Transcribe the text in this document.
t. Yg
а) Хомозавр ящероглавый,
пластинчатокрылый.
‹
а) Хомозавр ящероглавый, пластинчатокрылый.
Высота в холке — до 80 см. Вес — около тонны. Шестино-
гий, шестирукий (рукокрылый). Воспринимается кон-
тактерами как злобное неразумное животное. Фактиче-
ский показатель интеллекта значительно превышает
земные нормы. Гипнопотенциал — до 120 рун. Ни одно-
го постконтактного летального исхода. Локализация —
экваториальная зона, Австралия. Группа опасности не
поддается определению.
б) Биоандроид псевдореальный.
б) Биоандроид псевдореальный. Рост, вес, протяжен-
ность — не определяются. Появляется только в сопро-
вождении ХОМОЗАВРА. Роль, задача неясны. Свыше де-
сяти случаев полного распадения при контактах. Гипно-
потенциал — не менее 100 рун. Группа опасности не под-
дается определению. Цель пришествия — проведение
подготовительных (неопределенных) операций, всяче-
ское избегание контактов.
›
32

- [Given instruction]: Print every entry exactly as it appears.

- [Complete response]:
Transcribe the text in this document.
t. Yg
а) Хомозавр ящероглавый,
пластинчатокрылый.
‹
а) Хомозавр ящероглавый, пластинчатокрылый.
Высота в холке — до 80 см. Вес — около тонны. Шестино-
гий, шестирукий (рукокрылый). Воспринимается кон-
тактерами как злобное неразумное животное. Фактиче-
ский показатель интеллекта значительно превышает
земные нормы. Гипнопотенциал — до 120 рун. Ни одно-
го постконтактного летального исхода. Локализация —
экваториальная зона, Австралия. Группа опасности не
поддается определению.
б) Биоандроид псевдореальный.
б) Биоандроид псевдореальный. Рост, вес, протяжен-
ность — не определяются. Появляется только в сопро-
вождении ХОМОЗАВРА. Роль, задача неясны. Свыше де-
сяти случаев полного распадения при контактах. Гипно-
потенциал — не менее 100 рун. Группа опасности не под-
дается определению. Цель пришествия — проведение
подготовительных (неопределенных) операций, всяче-
ское избегание контактов.
›
32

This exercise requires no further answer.